### What is being asked
Each line of the material must be returned exactly.

····················

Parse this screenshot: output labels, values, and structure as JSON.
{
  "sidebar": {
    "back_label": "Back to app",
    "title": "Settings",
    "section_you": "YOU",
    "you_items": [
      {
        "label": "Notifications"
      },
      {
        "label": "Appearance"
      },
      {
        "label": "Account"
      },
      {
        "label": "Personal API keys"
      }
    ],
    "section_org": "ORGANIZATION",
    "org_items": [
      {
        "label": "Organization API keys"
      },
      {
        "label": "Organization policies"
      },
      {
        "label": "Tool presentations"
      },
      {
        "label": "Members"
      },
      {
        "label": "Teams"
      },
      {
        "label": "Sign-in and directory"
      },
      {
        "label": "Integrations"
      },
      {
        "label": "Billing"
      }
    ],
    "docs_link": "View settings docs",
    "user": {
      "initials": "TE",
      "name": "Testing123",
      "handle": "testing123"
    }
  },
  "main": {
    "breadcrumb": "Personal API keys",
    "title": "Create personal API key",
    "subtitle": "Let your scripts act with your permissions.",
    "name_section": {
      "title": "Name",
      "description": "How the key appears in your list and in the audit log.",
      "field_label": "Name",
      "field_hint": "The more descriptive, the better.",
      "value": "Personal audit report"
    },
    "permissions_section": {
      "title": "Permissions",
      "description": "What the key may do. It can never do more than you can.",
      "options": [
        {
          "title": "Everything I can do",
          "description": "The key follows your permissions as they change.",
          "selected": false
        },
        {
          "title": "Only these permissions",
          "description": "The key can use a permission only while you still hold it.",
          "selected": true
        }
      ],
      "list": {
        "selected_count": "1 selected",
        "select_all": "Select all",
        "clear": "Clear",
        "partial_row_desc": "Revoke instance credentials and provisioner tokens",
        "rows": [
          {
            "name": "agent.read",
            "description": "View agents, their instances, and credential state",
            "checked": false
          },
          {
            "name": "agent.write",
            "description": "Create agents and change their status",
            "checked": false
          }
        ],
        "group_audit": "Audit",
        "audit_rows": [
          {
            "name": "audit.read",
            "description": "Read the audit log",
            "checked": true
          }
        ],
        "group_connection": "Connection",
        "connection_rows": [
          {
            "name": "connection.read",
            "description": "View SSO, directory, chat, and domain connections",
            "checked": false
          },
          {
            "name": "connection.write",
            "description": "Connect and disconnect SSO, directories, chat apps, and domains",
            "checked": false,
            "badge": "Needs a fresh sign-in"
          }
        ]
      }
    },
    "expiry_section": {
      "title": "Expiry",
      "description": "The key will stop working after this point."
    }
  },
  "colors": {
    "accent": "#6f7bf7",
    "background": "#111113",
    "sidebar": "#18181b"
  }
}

····················

### Result
Parse this screenshot: output labels, values, and structure as JSON.
{
  "sidebar": {
    "back_label": "Back to app",
    "title": "Settings",
    "section_you": "YOU",
    "you_items": [
      {
        "label": "Notifications"
      },
      {
        "label": "Appearance"
      },
      {
        "label": "Account"
      },
      {
        "label": "Personal API keys"
      }
    ],
    "section_org": "ORGANIZATION",
    "org_items": [
      {
        "label": "Organization API keys"
      },
      {
        "label": "Organization policies"
      },
      {
        "label": "Tool presentations"
      },
      {
        "label": "Members"
      },
      {
        "label": "Teams"
      },
      {
        "label": "Sign-in and directory"
      },
      {
        "label": "Integrations"
      },
      {
        "label": "Billing"
      }
    ],
    "docs_link": "View settings docs",
    "user": {
      "initials": "TE",
      "name": "Testing123",
      "handle": "testing123"
    }
  },
  "main": {
    "breadcrumb": "Personal API keys",
    "title": "Create personal API key",
    "subtitle": "Let your scripts act with your permissions.",
    "name_section": {
      "title": "Name",
      "description": "How the key appears in your list and in the audit log.",
      "field_label": "Name",
      "field_hint": "The more descriptive, the better.",
      "value": "Personal audit report"
    },
    "permissions_section": {
      "title": "Permissions",
      "description": "What the key may do. It can never do more than you can.",
      "options": [
        {
          "title": "Everything I can do",
          "description": "The key follows your permissions as they change.",
          "selected": false
        },
        {
          "title": "Only these permissions",
          "description": "The key can use a permission only while you still hold it.",
          "selected": true
        }
      ],
      "list": {
        "selected_count": "1 selected",
        "select_all": "Select all",
        "clear": "Clear",
        "partial_row_desc": "Revoke instance credentials and provisioner tokens",
        "rows": [
          {
            "name": "agent.read",
            "description": "View agents, their instances, and credential state",
            "checked": false
          },
          {
            "name": "agent.write",
            "description": "Create agents and change their status",
            "checked": false
          }
        ],
        "group_audit": "Audit",
        "audit_rows": [
          {
            "name": "audit.read",
            "description": "Read the audit log",
            "checked": true
          }
        ],
        "group_connection": "Connection",
        "connection_rows": [
          {
            "name": "connection.read",
            "description": "View SSO, directory, chat, and domain connections",
            "checked": false
          },
          {
            "name": "connection.write",
            "description": "Connect and disconnect SSO, directories, chat apps, and domains",
            "checked": false,
            "badge": "Needs a fresh sign-in"
          }
        ]
      }
    },
    "expiry_section": {
      "title": "Expiry",
      "description": "The key will stop working after this point."
    }
  },
  "colors": {
    "accent": "#6f7bf7",
    "background": "#111113",
    "sidebar": "#18181b"
  }
}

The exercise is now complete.